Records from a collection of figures
[start]

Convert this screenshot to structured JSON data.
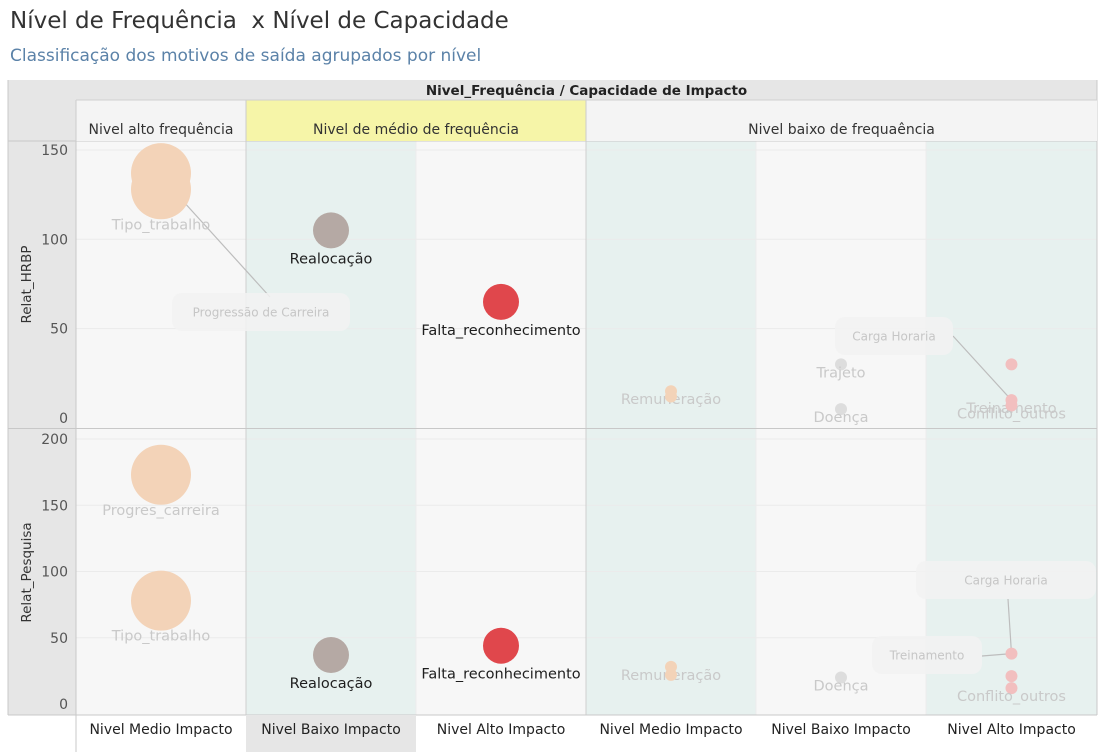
{
  "title": "Nível de Frequência  x Nível de Capacidade",
  "subtitle": "Classificação dos motivos de saída agrupados por nível",
  "colors": {
    "highlight_header": "#f6f5a8",
    "shade_column": "#e7f1ef",
    "light_column": "#f7f7f7",
    "header_bg": "#e6e6e6",
    "red": "#e0474c",
    "gray_mark": "#b5a9a4",
    "faded_peach": "#f3d3b8",
    "faded_gray": "#dddddd",
    "faded_pink": "#f2bfbf"
  },
  "chart_data": {
    "type": "scatter",
    "header_title": "Nivel_Frequência / Capacidade de Impacto",
    "frequency_levels": [
      {
        "label": "Nivel alto frequência",
        "highlighted": false
      },
      {
        "label": "Nivel de médio de frequência",
        "highlighted": true
      },
      {
        "label": "Nivel baixo de frequaência",
        "highlighted": false
      }
    ],
    "impact_columns": [
      {
        "label": "Nivel Medio Impacto",
        "frequency_index": 0,
        "shaded": false
      },
      {
        "label": "Nivel Baixo Impacto",
        "frequency_index": 1,
        "shaded": true
      },
      {
        "label": "Nivel Alto Impacto",
        "frequency_index": 1,
        "shaded": false
      },
      {
        "label": "Nivel Medio Impacto",
        "frequency_index": 2,
        "shaded": true
      },
      {
        "label": "Nivel Baixo Impacto",
        "frequency_index": 2,
        "shaded": false
      },
      {
        "label": "Nivel Alto Impacto",
        "frequency_index": 2,
        "shaded": true
      }
    ],
    "panels": [
      {
        "ylabel": "Relat_HRBP",
        "ylim": [
          0,
          160
        ],
        "yticks": [
          0,
          50,
          100,
          150
        ],
        "points": [
          {
            "col": 0,
            "y": 137,
            "size": 60,
            "color": "faded_peach"
          },
          {
            "col": 0,
            "y": 128,
            "size": 60,
            "color": "faded_peach",
            "label": "Tipo_trabalho",
            "faded": true
          },
          {
            "col": 1,
            "y": 105,
            "size": 36,
            "color": "gray_mark",
            "label": "Realocação"
          },
          {
            "col": 2,
            "y": 65,
            "size": 36,
            "color": "red",
            "label": "Falta_reconhecimento"
          },
          {
            "col": 3,
            "y": 15,
            "size": 12,
            "color": "faded_peach",
            "label": "Remuneração",
            "faded": true
          },
          {
            "col": 3,
            "y": 12,
            "size": 12,
            "color": "faded_peach"
          },
          {
            "col": 4,
            "y": 30,
            "size": 12,
            "color": "faded_gray",
            "label": "Trajeto",
            "faded": true
          },
          {
            "col": 4,
            "y": 5,
            "size": 12,
            "color": "faded_gray",
            "label": "Doença",
            "faded": true
          },
          {
            "col": 5,
            "y": 30,
            "size": 12,
            "color": "faded_pink"
          },
          {
            "col": 5,
            "y": 10,
            "size": 12,
            "color": "faded_pink",
            "label": "Treinamento",
            "faded": true
          },
          {
            "col": 5,
            "y": 7,
            "size": 12,
            "color": "faded_pink",
            "label": "Conflito_outros",
            "faded": true
          }
        ],
        "tooltips": [
          {
            "label": "Progressão de Carreira",
            "target_col": 0,
            "target_y": 135
          },
          {
            "label": "Carga Horaria",
            "target_col": 5,
            "target_y": 10
          }
        ]
      },
      {
        "ylabel": "Relat_Pesquisa",
        "ylim": [
          0,
          210
        ],
        "yticks": [
          0,
          50,
          100,
          150,
          200
        ],
        "points": [
          {
            "col": 0,
            "y": 173,
            "size": 60,
            "color": "faded_peach",
            "label": "Progres_carreira",
            "faded": true
          },
          {
            "col": 0,
            "y": 78,
            "size": 60,
            "color": "faded_peach",
            "label": "Tipo_trabalho",
            "faded": true
          },
          {
            "col": 1,
            "y": 37,
            "size": 36,
            "color": "gray_mark",
            "label": "Realocação"
          },
          {
            "col": 2,
            "y": 44,
            "size": 36,
            "color": "red",
            "label": "Falta_reconhecimento"
          },
          {
            "col": 3,
            "y": 28,
            "size": 12,
            "color": "faded_peach",
            "label": "Remuneração",
            "faded": true
          },
          {
            "col": 3,
            "y": 22,
            "size": 12,
            "color": "faded_peach"
          },
          {
            "col": 4,
            "y": 20,
            "size": 12,
            "color": "faded_gray",
            "label": "Doença",
            "faded": true
          },
          {
            "col": 5,
            "y": 38,
            "size": 12,
            "color": "faded_pink"
          },
          {
            "col": 5,
            "y": 21,
            "size": 12,
            "color": "faded_pink"
          },
          {
            "col": 5,
            "y": 12,
            "size": 12,
            "color": "faded_pink",
            "label": "Conflito_outros",
            "faded": true
          }
        ],
        "tooltips": [
          {
            "label": "Carga Horaria",
            "target_col": 5,
            "target_y": 38
          },
          {
            "label": "Treinamento",
            "target_col": 5,
            "target_y": 38
          }
        ]
      }
    ]
  }
}
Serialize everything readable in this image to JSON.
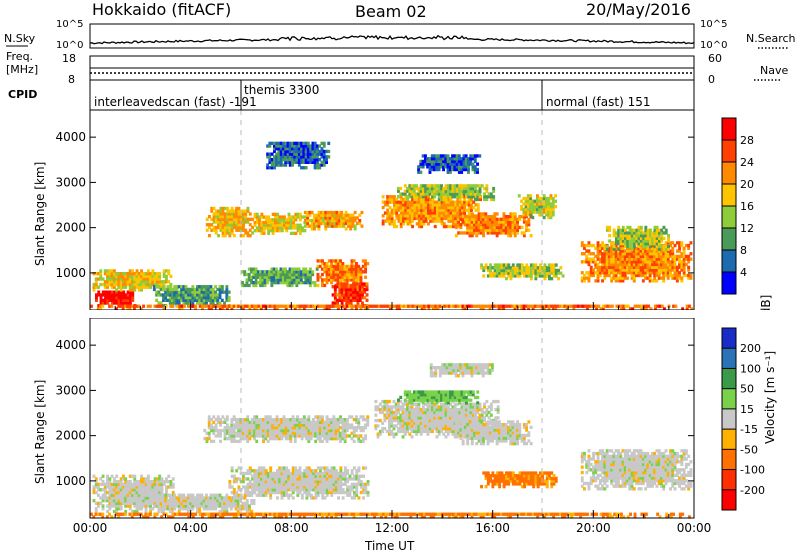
{
  "header": {
    "title": "Hokkaido (fitACF)",
    "beam": "Beam 02",
    "date": "20/May/2016"
  },
  "strip_panels": {
    "nsky_label": "N.Sky",
    "nsky_left_ticks": [
      "10^5",
      "10^0"
    ],
    "nsearch_label": "N.Search",
    "nsearch_right_ticks": [
      "10^5",
      "10^0"
    ],
    "freq_label_1": "Freq.",
    "freq_label_2": "[MHz]",
    "freq_left_ticks": [
      "18",
      "8"
    ],
    "nave_label": "Nave",
    "nave_right_ticks": [
      "60",
      "0"
    ],
    "cpid_label": "CPID",
    "cpid_segments": [
      "interleavedscan (fast) -191",
      "themis 3300",
      "normal (fast) 151"
    ]
  },
  "chart_data": [
    {
      "type": "heatmap",
      "quantity": "Power",
      "ylabel": "Slant Range [km]",
      "ylim": [
        180,
        4600
      ],
      "yticks": [
        1000,
        2000,
        3000,
        4000
      ],
      "xlim": [
        0,
        24
      ],
      "xticks": [
        "00:00",
        "04:00",
        "08:00",
        "12:00",
        "16:00",
        "20:00",
        "00:00"
      ],
      "colorbar_label": "Power [dB]",
      "colorbar_ticks": [
        "4",
        "8",
        "12",
        "16",
        "20",
        "24",
        "28"
      ],
      "colorbar_colors": [
        "#0000ff",
        "#1c6ab0",
        "#4a9a58",
        "#8fcc3a",
        "#ffc400",
        "#ff8a00",
        "#ff4000",
        "#ff0000"
      ],
      "colorbar_range": [
        0,
        32
      ],
      "regions": [
        {
          "t0": 0.2,
          "t1": 1.8,
          "r0": 250,
          "r1": 600,
          "level": 30
        },
        {
          "t0": 0.1,
          "t1": 3.2,
          "r0": 600,
          "r1": 1050,
          "level": 18
        },
        {
          "t0": 2.5,
          "t1": 5.5,
          "r0": 250,
          "r1": 700,
          "level": 10
        },
        {
          "t0": 4.6,
          "t1": 6.4,
          "r0": 1800,
          "r1": 2450,
          "level": 19
        },
        {
          "t0": 6.5,
          "t1": 8.5,
          "r0": 1850,
          "r1": 2300,
          "level": 17
        },
        {
          "t0": 8.5,
          "t1": 10.8,
          "r0": 1950,
          "r1": 2350,
          "level": 20
        },
        {
          "t0": 9.0,
          "t1": 11.0,
          "r0": 700,
          "r1": 1250,
          "level": 23
        },
        {
          "t0": 9.6,
          "t1": 11.0,
          "r0": 250,
          "r1": 750,
          "level": 27
        },
        {
          "t0": 6.0,
          "t1": 9.0,
          "r0": 700,
          "r1": 1100,
          "level": 11
        },
        {
          "t0": 11.5,
          "t1": 15.5,
          "r0": 2000,
          "r1": 2700,
          "level": 21
        },
        {
          "t0": 12.2,
          "t1": 16.0,
          "r0": 2600,
          "r1": 2950,
          "level": 14
        },
        {
          "t0": 14.5,
          "t1": 17.5,
          "r0": 1800,
          "r1": 2300,
          "level": 23
        },
        {
          "t0": 15.5,
          "t1": 18.8,
          "r0": 850,
          "r1": 1200,
          "level": 15
        },
        {
          "t0": 17.0,
          "t1": 18.5,
          "r0": 2200,
          "r1": 2700,
          "level": 16
        },
        {
          "t0": 19.5,
          "t1": 23.9,
          "r0": 800,
          "r1": 1700,
          "level": 22
        },
        {
          "t0": 20.5,
          "t1": 23.0,
          "r0": 1500,
          "r1": 2000,
          "level": 15
        },
        {
          "t0": 7.0,
          "t1": 9.5,
          "r0": 3300,
          "r1": 3900,
          "level": 6
        },
        {
          "t0": 13.0,
          "t1": 15.5,
          "r0": 3200,
          "r1": 3600,
          "level": 5
        },
        {
          "t0": 0.0,
          "t1": 24.0,
          "r0": 180,
          "r1": 300,
          "level": 24
        }
      ]
    },
    {
      "type": "heatmap",
      "quantity": "Velocity",
      "ylabel": "Slant Range [km]",
      "ylim": [
        180,
        4600
      ],
      "yticks": [
        1000,
        2000,
        3000,
        4000
      ],
      "xlim": [
        0,
        24
      ],
      "xlabel": "Time UT",
      "xticks": [
        "00:00",
        "04:00",
        "08:00",
        "12:00",
        "16:00",
        "20:00",
        "00:00"
      ],
      "colorbar_label": "Velocity [m s⁻¹]",
      "colorbar_ticks": [
        "200",
        "100",
        "50",
        "15",
        "-15",
        "-50",
        "-100",
        "-200"
      ],
      "colorbar_colors": [
        "#1a2cc8",
        "#2a73b8",
        "#3a9a4a",
        "#7ad24a",
        "#c8c8c8",
        "#ffb000",
        "#ff7000",
        "#ff3000",
        "#ff0000"
      ],
      "regions": [
        {
          "t0": 0.1,
          "t1": 3.3,
          "r0": 300,
          "r1": 1100,
          "level": 0
        },
        {
          "t0": 2.5,
          "t1": 6.5,
          "r0": 300,
          "r1": 700,
          "level": 0
        },
        {
          "t0": 4.5,
          "t1": 11.0,
          "r0": 1850,
          "r1": 2400,
          "level": 0
        },
        {
          "t0": 5.5,
          "t1": 11.0,
          "r0": 600,
          "r1": 1300,
          "level": 0
        },
        {
          "t0": 11.3,
          "t1": 16.2,
          "r0": 1950,
          "r1": 2750,
          "level": 0
        },
        {
          "t0": 12.2,
          "t1": 15.4,
          "r0": 2700,
          "r1": 3000,
          "level": 40
        },
        {
          "t0": 14.5,
          "t1": 17.5,
          "r0": 1800,
          "r1": 2300,
          "level": 0
        },
        {
          "t0": 15.5,
          "t1": 18.5,
          "r0": 850,
          "r1": 1200,
          "level": -60
        },
        {
          "t0": 19.5,
          "t1": 23.9,
          "r0": 800,
          "r1": 1700,
          "level": 0
        },
        {
          "t0": 13.5,
          "t1": 16.0,
          "r0": 3300,
          "r1": 3600,
          "level": 0
        },
        {
          "t0": 0.0,
          "t1": 24.0,
          "r0": 180,
          "r1": 260,
          "level": -60
        }
      ]
    }
  ]
}
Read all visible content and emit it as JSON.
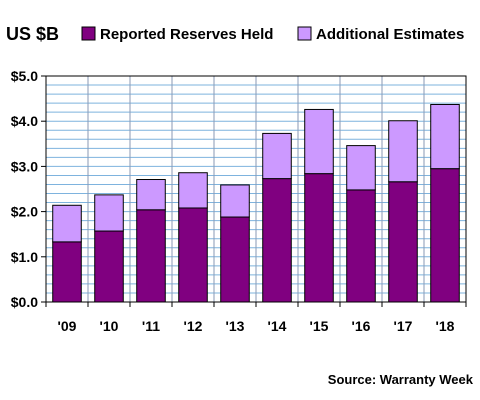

[end]

▶ **Your goal**
Where a line holds "Velocity", copy it out.

▶ **Full answer**
      "quantity": "Velocity",
      "colorbar_label": "Velocity [m s⁻¹]",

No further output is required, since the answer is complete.